— begin —

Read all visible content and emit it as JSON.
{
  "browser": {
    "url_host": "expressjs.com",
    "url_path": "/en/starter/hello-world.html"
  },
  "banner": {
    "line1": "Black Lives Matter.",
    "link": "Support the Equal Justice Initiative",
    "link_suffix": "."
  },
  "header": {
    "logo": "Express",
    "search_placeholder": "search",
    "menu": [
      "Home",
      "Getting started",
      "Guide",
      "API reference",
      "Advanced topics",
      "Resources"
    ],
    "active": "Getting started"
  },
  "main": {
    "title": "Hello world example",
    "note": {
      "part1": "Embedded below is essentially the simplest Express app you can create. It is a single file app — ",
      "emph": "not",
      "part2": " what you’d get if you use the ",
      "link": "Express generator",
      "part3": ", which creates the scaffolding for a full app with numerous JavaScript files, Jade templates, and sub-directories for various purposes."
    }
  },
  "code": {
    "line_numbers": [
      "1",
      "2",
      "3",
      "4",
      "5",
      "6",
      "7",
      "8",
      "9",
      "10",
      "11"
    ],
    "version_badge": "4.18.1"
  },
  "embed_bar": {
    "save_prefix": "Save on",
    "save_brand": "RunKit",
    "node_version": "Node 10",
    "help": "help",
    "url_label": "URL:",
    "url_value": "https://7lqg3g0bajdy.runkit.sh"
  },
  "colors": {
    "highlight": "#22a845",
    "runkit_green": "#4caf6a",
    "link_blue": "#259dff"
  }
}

— end —

SET EXERCISE — Please reproduce all of the entries exactly as they stand.

RESULT —
Read all visible content and emit it as JSON.
{
  "browser": {
    "url_host": "expressjs.com",
    "url_path": "/en/starter/hello-world.html"
  },
  "banner": {
    "line1": "Black Lives Matter.",
    "link": "Support the Equal Justice Initiative",
    "link_suffix": "."
  },
  "header": {
    "logo": "Express",
    "search_placeholder": "search",
    "menu": [
      "Home",
      "Getting started",
      "Guide",
      "API reference",
      "Advanced topics",
      "Resources"
    ],
    "active": "Getting started"
  },
  "main": {
    "title": "Hello world example",
    "note": {
      "part1": "Embedded below is essentially the simplest Express app you can create. It is a single file app — ",
      "emph": "not",
      "part2": " what you’d get if you use the ",
      "link": "Express generator",
      "part3": ", which creates the scaffolding for a full app with numerous JavaScript files, Jade templates, and sub-directories for various purposes."
    }
  },
  "code": {
    "line_numbers": [
      "1",
      "2",
      "3",
      "4",
      "5",
      "6",
      "7",
      "8",
      "9",
      "10",
      "11"
    ],
    "version_badge": "4.18.1"
  },
  "embed_bar": {
    "save_prefix": "Save on",
    "save_brand": "RunKit",
    "node_version": "Node 10",
    "help": "help",
    "url_label": "URL:",
    "url_value": "https://7lqg3g0bajdy.runkit.sh"
  },
  "colors": {
    "highlight": "#22a845",
    "runkit_green": "#4caf6a",
    "link_blue": "#259dff"
  }
}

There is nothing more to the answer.